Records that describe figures
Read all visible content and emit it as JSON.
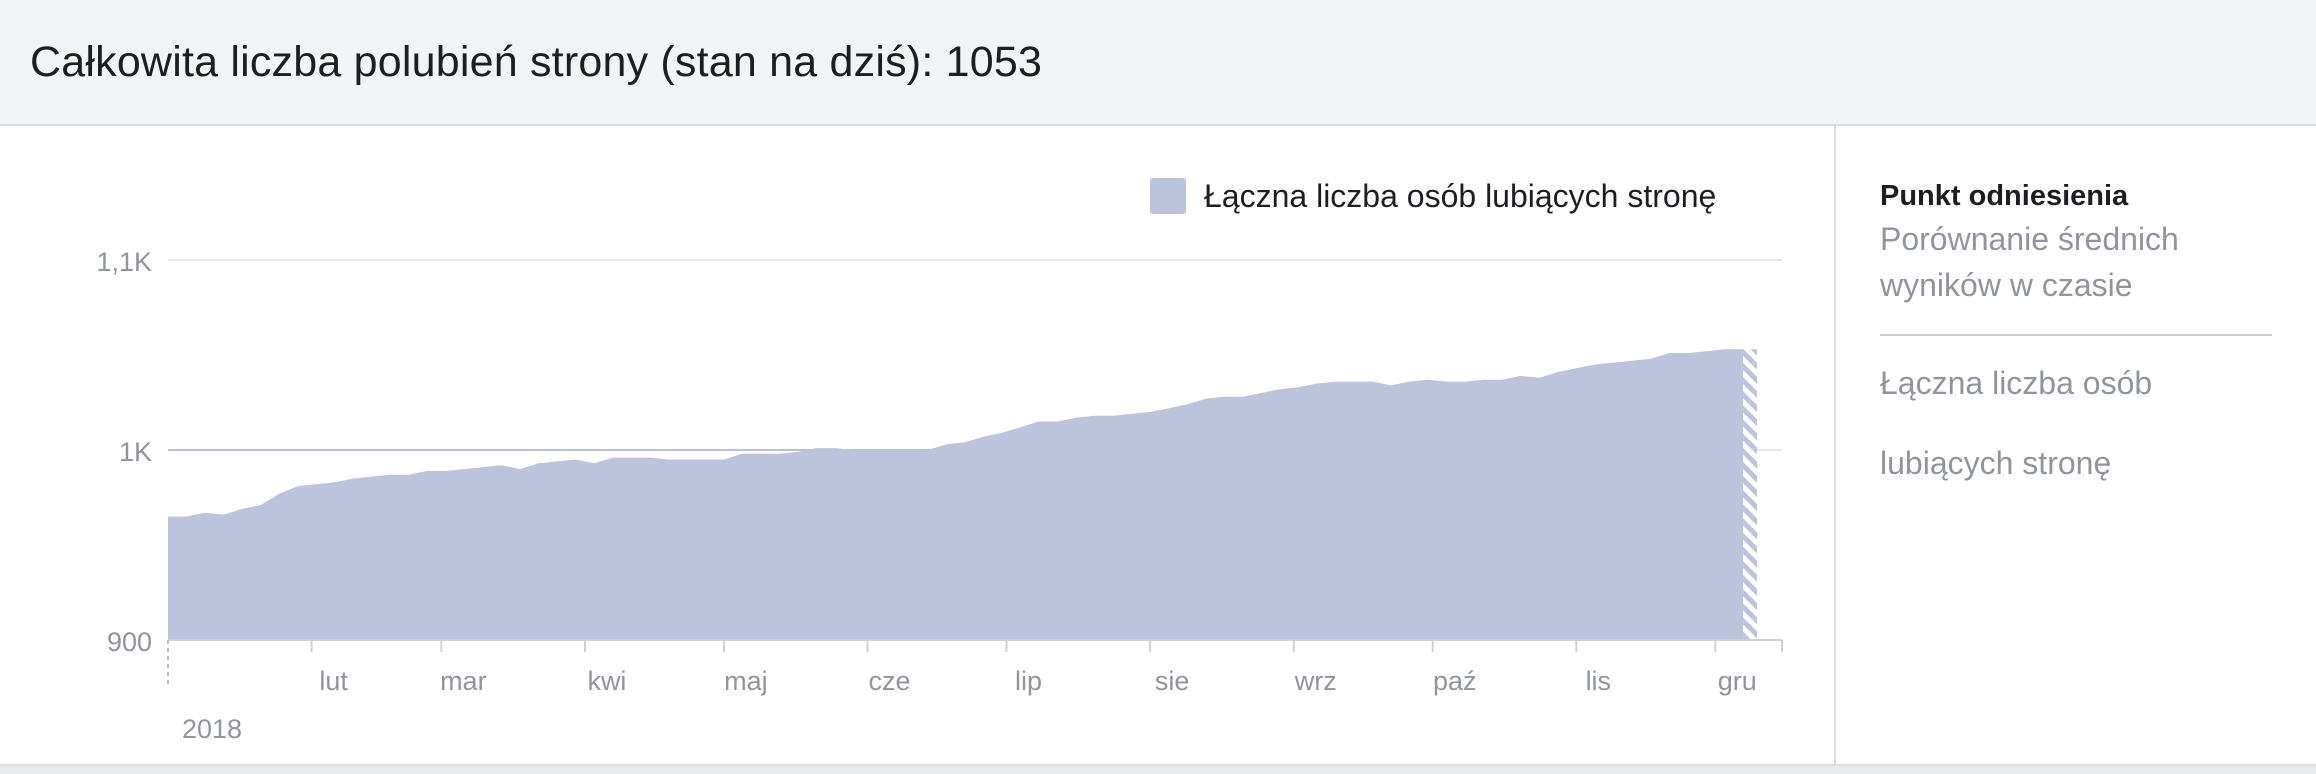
{
  "header": {
    "title": "Całkowita liczba polubień strony (stan na dziś): 1053"
  },
  "sidebar": {
    "title": "Punkt odniesienia",
    "subtitle_line1": "Porównanie średnich",
    "subtitle_line2": "wyników w czasie",
    "metric_line1": "Łączna liczba osób",
    "metric_line2": "lubiących stronę"
  },
  "colors": {
    "area": "#bcc3dc",
    "legend_swatch": "#bcc3dc",
    "grid": "#e4e6ea",
    "axis_text": "#90949c"
  },
  "chart_data": {
    "type": "area",
    "legend": [
      "Łączna liczba osób lubiących stronę"
    ],
    "legend_position": "top-right",
    "grid": true,
    "ylim": [
      900,
      1100
    ],
    "yticks": [
      {
        "value": 900,
        "label": "900"
      },
      {
        "value": 1000,
        "label": "1K"
      },
      {
        "value": 1100,
        "label": "1,1K"
      }
    ],
    "xlim": [
      "2018-01-01",
      "2018-12-10"
    ],
    "x_month_ticks": [
      {
        "date": "2018-02-01",
        "label": "lut"
      },
      {
        "date": "2018-03-01",
        "label": "mar"
      },
      {
        "date": "2018-04-01",
        "label": "kwi"
      },
      {
        "date": "2018-05-01",
        "label": "maj"
      },
      {
        "date": "2018-06-01",
        "label": "cze"
      },
      {
        "date": "2018-07-01",
        "label": "lip"
      },
      {
        "date": "2018-08-01",
        "label": "sie"
      },
      {
        "date": "2018-09-01",
        "label": "wrz"
      },
      {
        "date": "2018-10-01",
        "label": "paź"
      },
      {
        "date": "2018-11-01",
        "label": "lis"
      },
      {
        "date": "2018-12-01",
        "label": "gru"
      }
    ],
    "year_label": "2018",
    "series": [
      {
        "name": "Łączna liczba osób lubiących stronę",
        "x": [
          "2018-01-01",
          "2018-01-05",
          "2018-01-09",
          "2018-01-13",
          "2018-01-17",
          "2018-01-21",
          "2018-01-25",
          "2018-01-29",
          "2018-02-02",
          "2018-02-06",
          "2018-02-10",
          "2018-02-14",
          "2018-02-18",
          "2018-02-22",
          "2018-02-26",
          "2018-03-02",
          "2018-03-06",
          "2018-03-10",
          "2018-03-14",
          "2018-03-18",
          "2018-03-22",
          "2018-03-26",
          "2018-03-30",
          "2018-04-03",
          "2018-04-07",
          "2018-04-11",
          "2018-04-15",
          "2018-04-19",
          "2018-04-23",
          "2018-04-27",
          "2018-05-01",
          "2018-05-05",
          "2018-05-09",
          "2018-05-13",
          "2018-05-17",
          "2018-05-21",
          "2018-05-25",
          "2018-05-29",
          "2018-06-02",
          "2018-06-06",
          "2018-06-10",
          "2018-06-14",
          "2018-06-18",
          "2018-06-22",
          "2018-06-26",
          "2018-06-30",
          "2018-07-04",
          "2018-07-08",
          "2018-07-12",
          "2018-07-16",
          "2018-07-20",
          "2018-07-24",
          "2018-07-28",
          "2018-08-01",
          "2018-08-05",
          "2018-08-09",
          "2018-08-13",
          "2018-08-17",
          "2018-08-21",
          "2018-08-25",
          "2018-08-29",
          "2018-09-02",
          "2018-09-06",
          "2018-09-10",
          "2018-09-14",
          "2018-09-18",
          "2018-09-22",
          "2018-09-26",
          "2018-09-30",
          "2018-10-04",
          "2018-10-08",
          "2018-10-12",
          "2018-10-16",
          "2018-10-20",
          "2018-10-24",
          "2018-10-28",
          "2018-11-01",
          "2018-11-05",
          "2018-11-09",
          "2018-11-13",
          "2018-11-17",
          "2018-11-21",
          "2018-11-25",
          "2018-11-29",
          "2018-12-03",
          "2018-12-07",
          "2018-12-10"
        ],
        "values": [
          965,
          965,
          967,
          966,
          969,
          971,
          977,
          981,
          982,
          983,
          985,
          986,
          987,
          987,
          989,
          989,
          990,
          991,
          992,
          990,
          993,
          994,
          995,
          993,
          996,
          996,
          996,
          995,
          995,
          995,
          995,
          998,
          998,
          998,
          999,
          1001,
          1001,
          1000,
          1000,
          1000,
          1000,
          1000,
          1003,
          1004,
          1007,
          1009,
          1012,
          1015,
          1015,
          1017,
          1018,
          1018,
          1019,
          1020,
          1022,
          1024,
          1027,
          1028,
          1028,
          1030,
          1032,
          1033,
          1035,
          1036,
          1036,
          1036,
          1034,
          1036,
          1037,
          1036,
          1036,
          1037,
          1037,
          1039,
          1038,
          1041,
          1043,
          1045,
          1046,
          1047,
          1048,
          1051,
          1051,
          1052,
          1053,
          1053,
          1053
        ]
      }
    ]
  }
}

• _WHAT YOU WILL DO_: In the entries above, count every line containing the word "Łączna". Write only the total.

• _CORRECT ANSWER_: 3